> [Set exercise]: Reproduce the listing below without changes, except that pictures are left out.

Stored data:
———
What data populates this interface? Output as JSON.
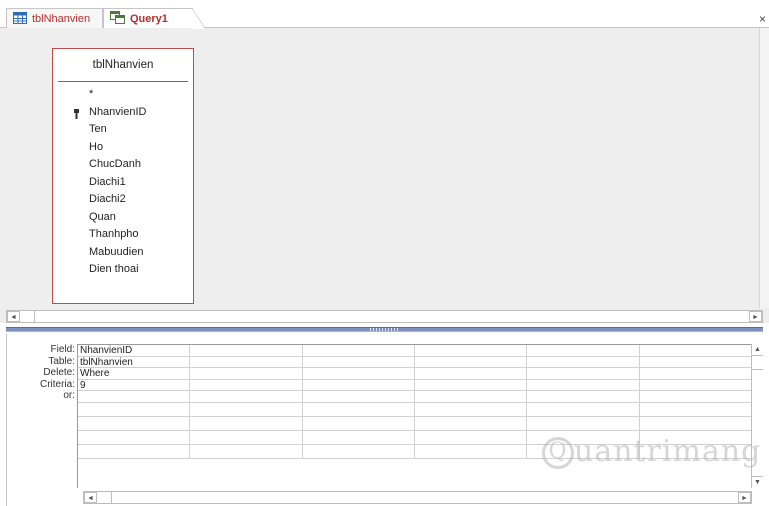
{
  "tabs": [
    {
      "label": "tblNhanvien",
      "icon": "table-icon",
      "active": false
    },
    {
      "label": "Query1",
      "icon": "query-icon",
      "active": true
    }
  ],
  "close_glyph": "×",
  "field_list": {
    "title": "tblNhanvien",
    "fields": [
      "*",
      "NhanvienID",
      "Ten",
      "Ho",
      "ChucDanh",
      "Diachi1",
      "Diachi2",
      "Quan",
      "Thanhpho",
      "Mabuudien",
      "Dien thoai"
    ],
    "primary_key": "NhanvienID"
  },
  "grid": {
    "row_labels": [
      "Field:",
      "Table:",
      "Delete:",
      "Criteria:",
      "or:"
    ],
    "columns": [
      {
        "field": "NhanvienID",
        "table": "tblNhanvien",
        "delete": "Where",
        "criteria": "9",
        "or": ""
      },
      {
        "field": "",
        "table": "",
        "delete": "",
        "criteria": "",
        "or": ""
      },
      {
        "field": "",
        "table": "",
        "delete": "",
        "criteria": "",
        "or": ""
      },
      {
        "field": "",
        "table": "",
        "delete": "",
        "criteria": "",
        "or": ""
      },
      {
        "field": "",
        "table": "",
        "delete": "",
        "criteria": "",
        "or": ""
      },
      {
        "field": "",
        "table": "",
        "delete": "",
        "criteria": "",
        "or": ""
      }
    ]
  },
  "scroll": {
    "left_glyph": "◄",
    "right_glyph": "►",
    "up_glyph": "▲",
    "down_glyph": "▼"
  },
  "watermark": {
    "text": "uantrimang",
    "initial": "Q"
  },
  "colors": {
    "tab_text": "#b22e2e",
    "field_list_border": "#c34a4a",
    "splitter": "#7f8fbf"
  }
}
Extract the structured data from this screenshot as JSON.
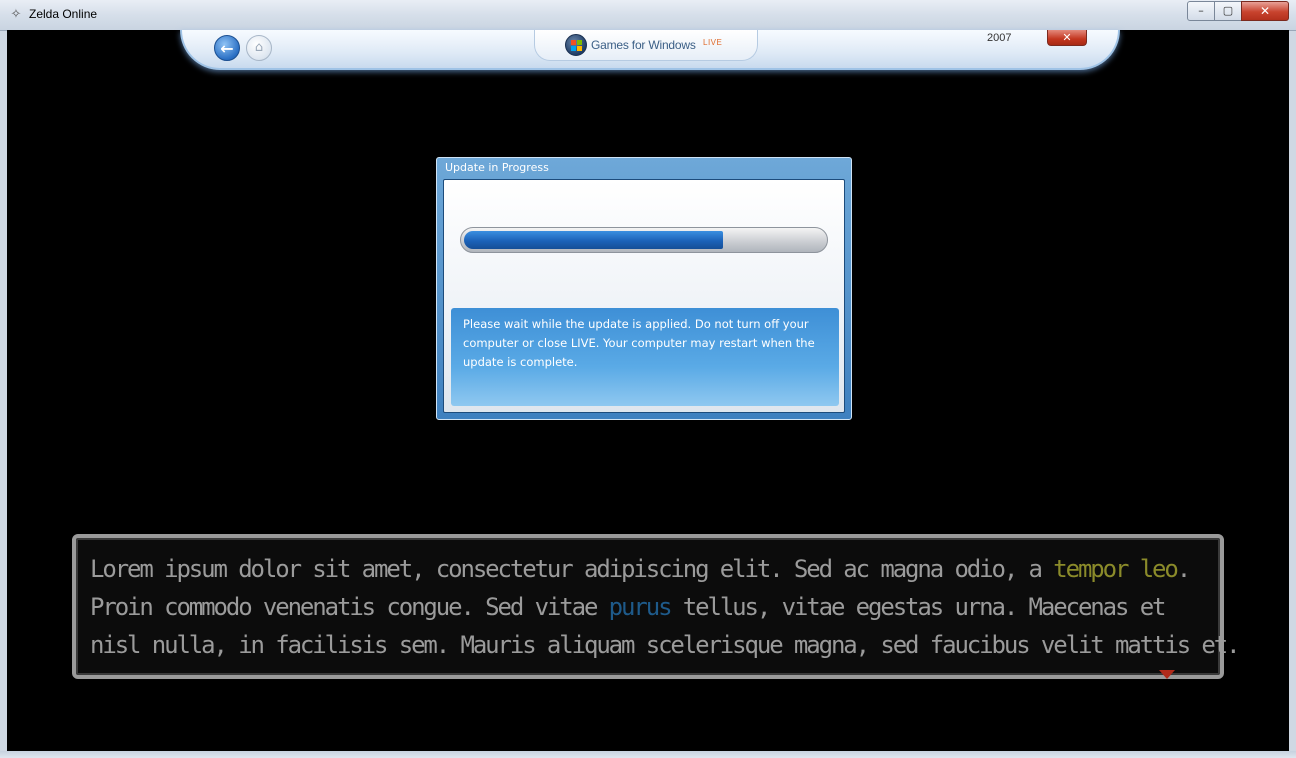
{
  "window": {
    "title": "Zelda Online",
    "app_icon": "zelda-app-icon",
    "minimize_glyph": "–",
    "maximize_glyph": "▢",
    "close_glyph": "✕"
  },
  "gfw_bar": {
    "back_icon": "back-arrow-icon",
    "home_icon": "home-icon",
    "brand": "Games for Windows",
    "brand_suffix": "LIVE",
    "year": "2007",
    "close_glyph": "✕"
  },
  "dialog": {
    "title": "Update in Progress",
    "progress": 0.72,
    "progress_color": "#1c62b8",
    "message": "Please wait while the update is applied. Do not turn off your computer or close LIVE. Your computer may restart when the update is complete."
  },
  "message_box": {
    "line1_a": "Lorem ipsum dolor sit amet, consectetur adipiscing elit. Sed ac magna odio, a ",
    "line1_hl": "tempor leo",
    "line1_b": ".",
    "line2_a": "Proin commodo venenatis congue. Sed vitae ",
    "line2_hl": "purus",
    "line2_b": " tellus, vitae egestas urna. Maecenas et",
    "line3": "nisl nulla, in facilisis sem. Mauris aliquam scelerisque magna, sed faucibus velit mattis et.",
    "next_icon": "next-page-arrow-icon",
    "highlight_colors": {
      "yellow": "#8b8b2a",
      "blue": "#1e5a8a"
    }
  }
}
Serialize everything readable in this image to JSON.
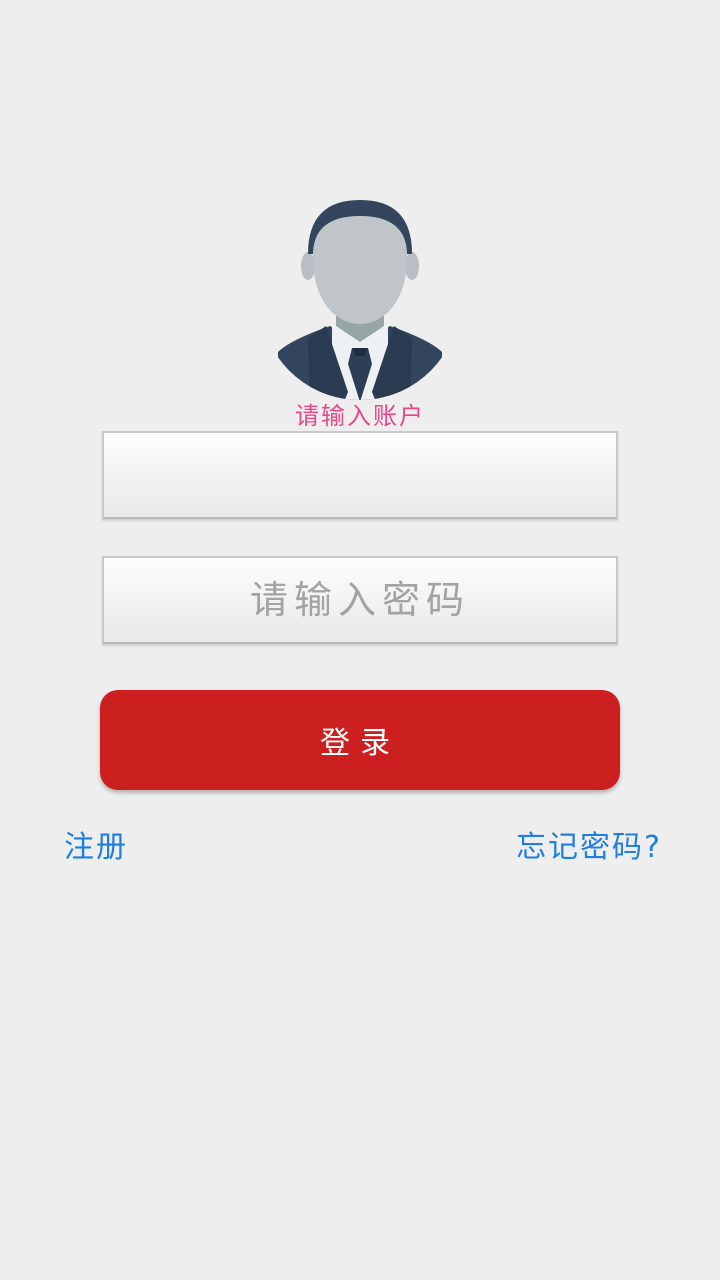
{
  "login": {
    "account_label": "请输入账户",
    "account_value": "",
    "password_placeholder": "请输入密码",
    "login_button": "登录",
    "register_link": "注册",
    "forgot_link": "忘记密码?"
  },
  "colors": {
    "background": "#eeeeee",
    "accent_red": "#cc2020",
    "label_pink": "#e8478b",
    "link_blue": "#1f7fe0"
  },
  "icons": {
    "avatar": "businessman-avatar-icon"
  }
}
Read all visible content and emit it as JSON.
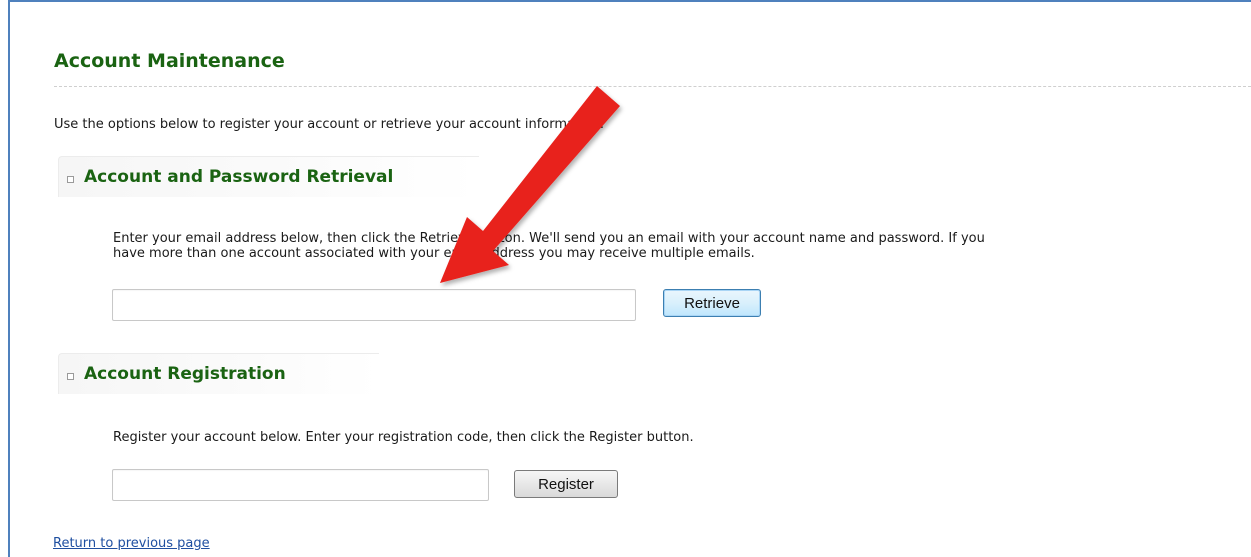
{
  "page": {
    "title": "Account Maintenance",
    "intro": "Use the options below to register your account or retrieve your account information."
  },
  "retrieval": {
    "heading": "Account and Password Retrieval",
    "description_line1": "Enter your email address below, then click the Retrieve button. We'll send you an email with your account name and password. If you",
    "description_line2": "have more than one account associated with your email address you may receive multiple emails.",
    "email_value": "",
    "button_label": "Retrieve"
  },
  "registration": {
    "heading": "Account Registration",
    "description": "Register your account below. Enter your registration code, then click the Register button.",
    "code_value": "",
    "button_label": "Register"
  },
  "footer": {
    "return_link": "Return to previous page"
  },
  "colors": {
    "heading_green": "#1a6312",
    "link_blue": "#1f4fa0",
    "annotation_red": "#e8201c",
    "frame_blue": "#4f81bd"
  }
}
———
> [Worked solution]:
What data populates this interface? Output as JSON.
{
  "tabs": [
    {
      "label": "tblNhanvien",
      "icon": "table-icon",
      "active": false
    },
    {
      "label": "Query1",
      "icon": "query-icon",
      "active": true
    }
  ],
  "close_glyph": "×",
  "field_list": {
    "title": "tblNhanvien",
    "fields": [
      "*",
      "NhanvienID",
      "Ten",
      "Ho",
      "ChucDanh",
      "Diachi1",
      "Diachi2",
      "Quan",
      "Thanhpho",
      "Mabuudien",
      "Dien thoai"
    ],
    "primary_key": "NhanvienID"
  },
  "grid": {
    "row_labels": [
      "Field:",
      "Table:",
      "Delete:",
      "Criteria:",
      "or:"
    ],
    "columns": [
      {
        "field": "NhanvienID",
        "table": "tblNhanvien",
        "delete": "Where",
        "criteria": "9",
        "or": ""
      },
      {
        "field": "",
        "table": "",
        "delete": "",
        "criteria": "",
        "or": ""
      },
      {
        "field": "",
        "table": "",
        "delete": "",
        "criteria": "",
        "or": ""
      },
      {
        "field": "",
        "table": "",
        "delete": "",
        "criteria": "",
        "or": ""
      },
      {
        "field": "",
        "table": "",
        "delete": "",
        "criteria": "",
        "or": ""
      },
      {
        "field": "",
        "table": "",
        "delete": "",
        "criteria": "",
        "or": ""
      }
    ]
  },
  "scroll": {
    "left_glyph": "◄",
    "right_glyph": "►",
    "up_glyph": "▲",
    "down_glyph": "▼"
  },
  "watermark": {
    "text": "uantrimang",
    "initial": "Q"
  },
  "colors": {
    "tab_text": "#b22e2e",
    "field_list_border": "#c34a4a",
    "splitter": "#7f8fbf"
  }
}
Extract the structured data from this screenshot as JSON.
{
  "window": {
    "title": "Zelda Online",
    "app_icon": "zelda-app-icon",
    "minimize_glyph": "–",
    "maximize_glyph": "▢",
    "close_glyph": "✕"
  },
  "gfw_bar": {
    "back_icon": "back-arrow-icon",
    "home_icon": "home-icon",
    "brand": "Games for Windows",
    "brand_suffix": "LIVE",
    "year": "2007",
    "close_glyph": "✕"
  },
  "dialog": {
    "title": "Update in Progress",
    "progress": 0.72,
    "progress_color": "#1c62b8",
    "message": "Please wait while the update is applied. Do not turn off your computer or close LIVE. Your computer may restart when the update is complete."
  },
  "message_box": {
    "line1_a": "Lorem ipsum dolor sit amet, consectetur adipiscing elit. Sed ac magna odio, a ",
    "line1_hl": "tempor leo",
    "line1_b": ".",
    "line2_a": "Proin commodo venenatis congue. Sed vitae ",
    "line2_hl": "purus",
    "line2_b": " tellus, vitae egestas urna. Maecenas et",
    "line3": "nisl nulla, in facilisis sem. Mauris aliquam scelerisque magna, sed faucibus velit mattis et.",
    "next_icon": "next-page-arrow-icon",
    "highlight_colors": {
      "yellow": "#8b8b2a",
      "blue": "#1e5a8a"
    }
  }
}
Serialize everything readable in this image to JSON.
{
  "login": {
    "account_label": "请输入账户",
    "account_value": "",
    "password_placeholder": "请输入密码",
    "login_button": "登录",
    "register_link": "注册",
    "forgot_link": "忘记密码?"
  },
  "colors": {
    "background": "#eeeeee",
    "accent_red": "#cc2020",
    "label_pink": "#e8478b",
    "link_blue": "#1f7fe0"
  },
  "icons": {
    "avatar": "businessman-avatar-icon"
  }
}
Read all visible content and emit it as JSON.
{
  "page": {
    "title": "Account Maintenance",
    "intro": "Use the options below to register your account or retrieve your account information."
  },
  "retrieval": {
    "heading": "Account and Password Retrieval",
    "description_line1": "Enter your email address below, then click the Retrieve button. We'll send you an email with your account name and password. If you",
    "description_line2": "have more than one account associated with your email address you may receive multiple emails.",
    "email_value": "",
    "button_label": "Retrieve"
  },
  "registration": {
    "heading": "Account Registration",
    "description": "Register your account below. Enter your registration code, then click the Register button.",
    "code_value": "",
    "button_label": "Register"
  },
  "footer": {
    "return_link": "Return to previous page"
  },
  "colors": {
    "heading_green": "#1a6312",
    "link_blue": "#1f4fa0",
    "annotation_red": "#e8201c",
    "frame_blue": "#4f81bd"
  }
}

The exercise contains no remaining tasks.